··· Stored data ···

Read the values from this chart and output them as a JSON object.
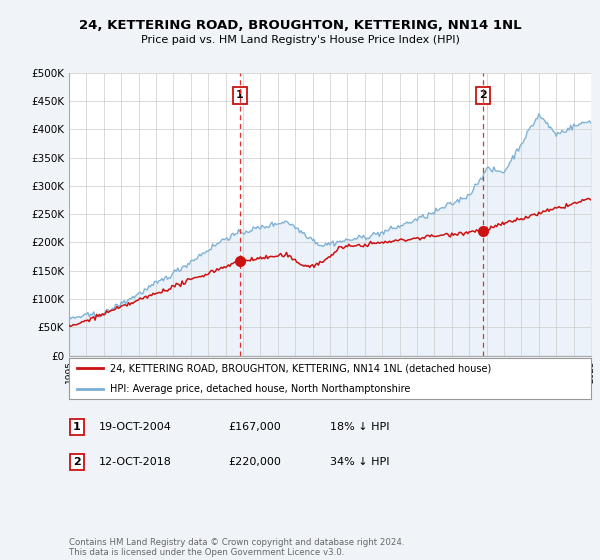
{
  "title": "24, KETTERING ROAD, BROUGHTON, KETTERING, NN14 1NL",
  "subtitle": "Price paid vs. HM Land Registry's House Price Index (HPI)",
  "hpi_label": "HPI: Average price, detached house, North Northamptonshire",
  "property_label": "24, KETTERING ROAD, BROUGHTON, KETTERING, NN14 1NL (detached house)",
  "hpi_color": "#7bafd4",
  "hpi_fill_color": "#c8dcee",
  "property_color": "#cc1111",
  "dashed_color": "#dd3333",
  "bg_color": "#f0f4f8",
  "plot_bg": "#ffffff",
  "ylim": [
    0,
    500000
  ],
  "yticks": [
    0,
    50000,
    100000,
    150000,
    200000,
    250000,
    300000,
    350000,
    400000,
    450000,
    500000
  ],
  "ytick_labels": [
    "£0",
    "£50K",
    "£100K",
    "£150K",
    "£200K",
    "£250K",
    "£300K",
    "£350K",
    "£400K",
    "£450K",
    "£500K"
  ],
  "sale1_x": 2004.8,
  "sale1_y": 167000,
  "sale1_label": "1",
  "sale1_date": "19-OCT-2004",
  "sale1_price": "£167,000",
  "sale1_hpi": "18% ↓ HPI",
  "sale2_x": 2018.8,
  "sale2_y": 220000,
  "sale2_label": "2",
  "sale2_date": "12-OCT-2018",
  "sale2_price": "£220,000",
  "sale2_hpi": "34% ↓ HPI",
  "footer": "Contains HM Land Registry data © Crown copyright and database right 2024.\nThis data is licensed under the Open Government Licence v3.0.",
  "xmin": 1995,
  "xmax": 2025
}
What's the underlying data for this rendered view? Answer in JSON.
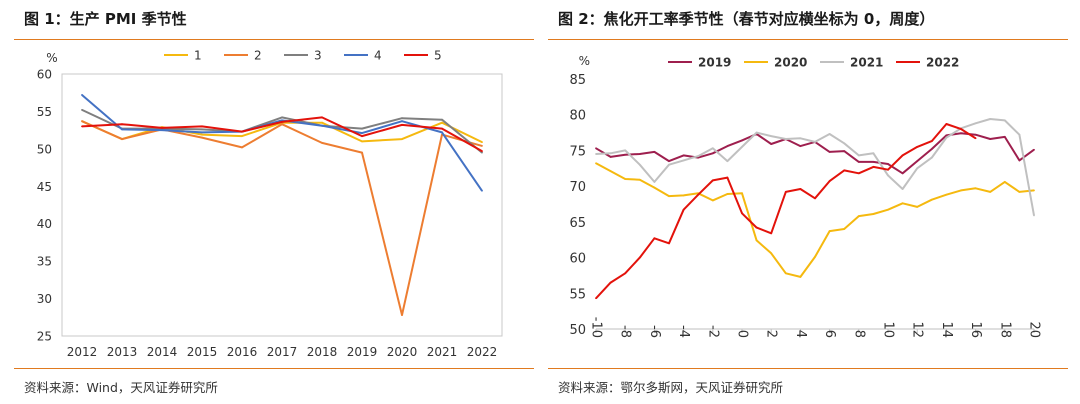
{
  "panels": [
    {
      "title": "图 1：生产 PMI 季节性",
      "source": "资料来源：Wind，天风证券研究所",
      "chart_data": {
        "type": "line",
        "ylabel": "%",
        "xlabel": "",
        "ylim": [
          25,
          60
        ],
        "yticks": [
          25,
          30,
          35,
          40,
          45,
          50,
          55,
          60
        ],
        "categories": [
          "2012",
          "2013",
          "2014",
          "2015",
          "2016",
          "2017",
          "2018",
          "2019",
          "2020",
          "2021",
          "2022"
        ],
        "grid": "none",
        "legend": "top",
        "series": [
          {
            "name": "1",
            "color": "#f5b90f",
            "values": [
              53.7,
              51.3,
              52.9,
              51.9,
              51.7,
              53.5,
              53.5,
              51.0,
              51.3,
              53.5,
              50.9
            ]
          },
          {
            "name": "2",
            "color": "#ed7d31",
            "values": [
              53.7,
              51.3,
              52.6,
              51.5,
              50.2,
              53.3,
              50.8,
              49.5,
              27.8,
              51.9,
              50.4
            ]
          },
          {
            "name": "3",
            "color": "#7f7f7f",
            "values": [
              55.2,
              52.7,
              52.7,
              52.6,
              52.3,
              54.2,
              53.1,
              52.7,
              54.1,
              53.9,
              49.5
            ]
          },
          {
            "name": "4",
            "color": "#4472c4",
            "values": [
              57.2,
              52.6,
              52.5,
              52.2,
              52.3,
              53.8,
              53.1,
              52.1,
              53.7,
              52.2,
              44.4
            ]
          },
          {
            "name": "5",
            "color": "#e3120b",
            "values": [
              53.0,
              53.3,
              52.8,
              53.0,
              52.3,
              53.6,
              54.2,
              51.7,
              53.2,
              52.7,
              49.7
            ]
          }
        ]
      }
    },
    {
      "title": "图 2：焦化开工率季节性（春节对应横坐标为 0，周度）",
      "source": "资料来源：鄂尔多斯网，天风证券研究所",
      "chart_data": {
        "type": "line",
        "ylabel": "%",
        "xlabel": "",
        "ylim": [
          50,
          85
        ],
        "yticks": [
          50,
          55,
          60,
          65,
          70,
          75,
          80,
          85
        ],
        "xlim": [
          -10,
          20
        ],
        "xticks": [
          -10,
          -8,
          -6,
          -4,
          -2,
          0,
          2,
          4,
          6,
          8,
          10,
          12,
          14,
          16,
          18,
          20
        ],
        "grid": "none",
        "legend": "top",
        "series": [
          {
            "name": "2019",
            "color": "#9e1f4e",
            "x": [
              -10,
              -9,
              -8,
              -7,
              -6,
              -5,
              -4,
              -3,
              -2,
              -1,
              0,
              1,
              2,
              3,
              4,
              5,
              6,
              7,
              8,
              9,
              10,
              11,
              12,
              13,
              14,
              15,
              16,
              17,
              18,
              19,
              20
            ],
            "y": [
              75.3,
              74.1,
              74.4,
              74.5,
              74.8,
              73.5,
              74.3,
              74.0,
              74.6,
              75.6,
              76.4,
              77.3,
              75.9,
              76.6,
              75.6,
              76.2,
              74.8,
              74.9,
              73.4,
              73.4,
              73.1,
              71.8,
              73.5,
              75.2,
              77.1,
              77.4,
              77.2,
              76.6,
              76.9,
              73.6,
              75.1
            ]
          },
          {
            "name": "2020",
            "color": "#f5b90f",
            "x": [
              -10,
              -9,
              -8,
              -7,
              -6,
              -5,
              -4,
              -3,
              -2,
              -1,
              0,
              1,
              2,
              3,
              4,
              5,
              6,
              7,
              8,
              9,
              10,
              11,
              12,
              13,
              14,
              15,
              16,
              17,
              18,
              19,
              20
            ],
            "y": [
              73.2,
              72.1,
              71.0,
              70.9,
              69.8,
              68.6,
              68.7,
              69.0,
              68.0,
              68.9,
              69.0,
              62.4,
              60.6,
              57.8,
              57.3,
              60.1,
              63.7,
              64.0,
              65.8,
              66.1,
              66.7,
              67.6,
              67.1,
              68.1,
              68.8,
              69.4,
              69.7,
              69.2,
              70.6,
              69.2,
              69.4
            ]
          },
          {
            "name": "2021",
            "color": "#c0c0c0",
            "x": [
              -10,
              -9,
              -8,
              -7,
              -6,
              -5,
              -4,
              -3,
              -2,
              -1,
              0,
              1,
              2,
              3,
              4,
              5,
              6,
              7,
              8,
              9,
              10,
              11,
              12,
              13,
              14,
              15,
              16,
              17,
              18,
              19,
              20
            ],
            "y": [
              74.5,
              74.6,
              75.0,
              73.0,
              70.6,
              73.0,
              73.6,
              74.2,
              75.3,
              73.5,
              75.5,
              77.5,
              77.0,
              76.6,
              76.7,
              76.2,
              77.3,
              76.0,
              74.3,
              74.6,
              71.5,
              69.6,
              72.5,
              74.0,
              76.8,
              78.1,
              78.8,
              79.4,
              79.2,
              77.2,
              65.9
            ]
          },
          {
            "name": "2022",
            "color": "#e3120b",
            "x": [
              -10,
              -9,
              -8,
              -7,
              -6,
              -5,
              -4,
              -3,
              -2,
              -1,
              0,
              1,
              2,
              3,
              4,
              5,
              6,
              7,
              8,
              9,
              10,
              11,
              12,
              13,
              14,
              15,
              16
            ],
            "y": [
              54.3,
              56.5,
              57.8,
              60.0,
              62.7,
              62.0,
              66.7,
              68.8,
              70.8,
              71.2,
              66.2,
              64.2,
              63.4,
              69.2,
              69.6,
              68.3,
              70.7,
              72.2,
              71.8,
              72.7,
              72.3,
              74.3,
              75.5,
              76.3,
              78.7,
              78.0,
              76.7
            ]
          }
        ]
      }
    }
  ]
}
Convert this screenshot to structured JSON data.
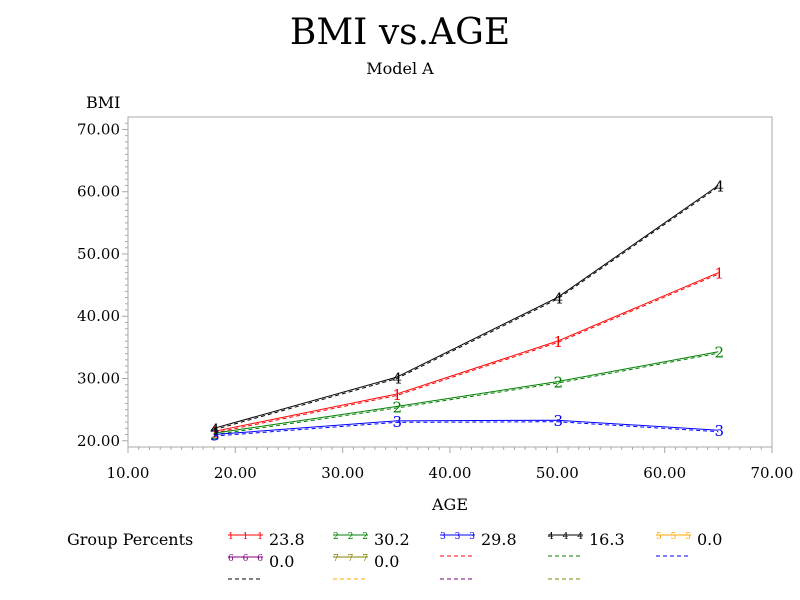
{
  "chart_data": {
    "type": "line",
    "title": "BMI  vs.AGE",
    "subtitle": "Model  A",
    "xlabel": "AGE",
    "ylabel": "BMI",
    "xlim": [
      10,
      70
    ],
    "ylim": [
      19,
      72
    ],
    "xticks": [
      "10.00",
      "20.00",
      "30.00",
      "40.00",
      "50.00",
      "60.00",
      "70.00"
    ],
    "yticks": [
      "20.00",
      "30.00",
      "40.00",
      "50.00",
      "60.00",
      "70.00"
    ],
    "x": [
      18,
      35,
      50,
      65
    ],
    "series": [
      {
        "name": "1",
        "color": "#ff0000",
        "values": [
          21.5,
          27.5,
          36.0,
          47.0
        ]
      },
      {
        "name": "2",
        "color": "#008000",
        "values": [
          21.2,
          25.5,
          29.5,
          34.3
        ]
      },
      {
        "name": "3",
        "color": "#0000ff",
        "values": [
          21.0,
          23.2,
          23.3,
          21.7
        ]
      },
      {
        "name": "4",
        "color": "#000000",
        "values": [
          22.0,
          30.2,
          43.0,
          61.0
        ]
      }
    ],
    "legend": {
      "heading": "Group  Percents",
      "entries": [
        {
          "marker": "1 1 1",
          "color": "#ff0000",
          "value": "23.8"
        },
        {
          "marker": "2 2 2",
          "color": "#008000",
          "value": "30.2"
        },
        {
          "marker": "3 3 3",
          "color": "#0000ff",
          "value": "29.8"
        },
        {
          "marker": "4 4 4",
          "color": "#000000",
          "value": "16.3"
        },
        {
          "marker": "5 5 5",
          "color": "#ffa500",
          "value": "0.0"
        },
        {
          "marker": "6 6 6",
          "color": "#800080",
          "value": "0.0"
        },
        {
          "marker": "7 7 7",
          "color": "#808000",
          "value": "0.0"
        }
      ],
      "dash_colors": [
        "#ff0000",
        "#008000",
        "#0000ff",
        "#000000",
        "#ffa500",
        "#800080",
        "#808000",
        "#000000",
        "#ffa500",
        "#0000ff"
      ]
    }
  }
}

···
··· Stored data ···

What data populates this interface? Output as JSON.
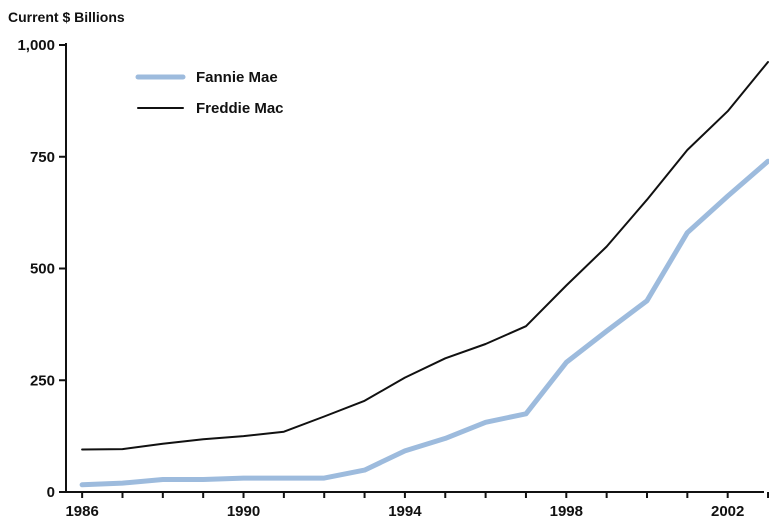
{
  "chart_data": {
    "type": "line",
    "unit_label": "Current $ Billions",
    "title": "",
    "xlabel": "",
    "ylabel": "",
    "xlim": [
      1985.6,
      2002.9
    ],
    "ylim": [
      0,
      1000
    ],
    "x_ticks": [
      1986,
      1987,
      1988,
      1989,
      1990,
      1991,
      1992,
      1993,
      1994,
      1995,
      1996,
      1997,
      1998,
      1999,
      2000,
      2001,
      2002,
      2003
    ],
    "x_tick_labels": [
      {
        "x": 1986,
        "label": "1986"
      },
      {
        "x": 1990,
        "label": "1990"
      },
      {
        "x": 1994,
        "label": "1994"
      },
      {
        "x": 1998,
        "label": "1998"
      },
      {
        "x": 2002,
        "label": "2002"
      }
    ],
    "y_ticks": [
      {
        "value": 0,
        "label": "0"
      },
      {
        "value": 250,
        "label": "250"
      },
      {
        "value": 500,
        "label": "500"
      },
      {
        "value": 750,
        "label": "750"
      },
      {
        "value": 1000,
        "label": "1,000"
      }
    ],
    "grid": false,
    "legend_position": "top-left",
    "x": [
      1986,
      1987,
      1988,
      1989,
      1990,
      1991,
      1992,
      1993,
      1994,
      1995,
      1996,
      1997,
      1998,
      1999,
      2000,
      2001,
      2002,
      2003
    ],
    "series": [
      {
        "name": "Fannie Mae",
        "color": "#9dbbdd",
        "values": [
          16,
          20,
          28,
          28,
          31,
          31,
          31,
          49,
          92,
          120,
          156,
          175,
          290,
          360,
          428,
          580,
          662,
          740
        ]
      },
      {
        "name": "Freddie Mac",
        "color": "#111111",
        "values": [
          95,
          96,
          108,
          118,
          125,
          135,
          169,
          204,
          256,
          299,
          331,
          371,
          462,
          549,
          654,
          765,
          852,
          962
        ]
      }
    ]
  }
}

···

§ **Short problem**: Scan the material above and determine how many lines include the word "source"; report only the number.

§ **Full solution**: 2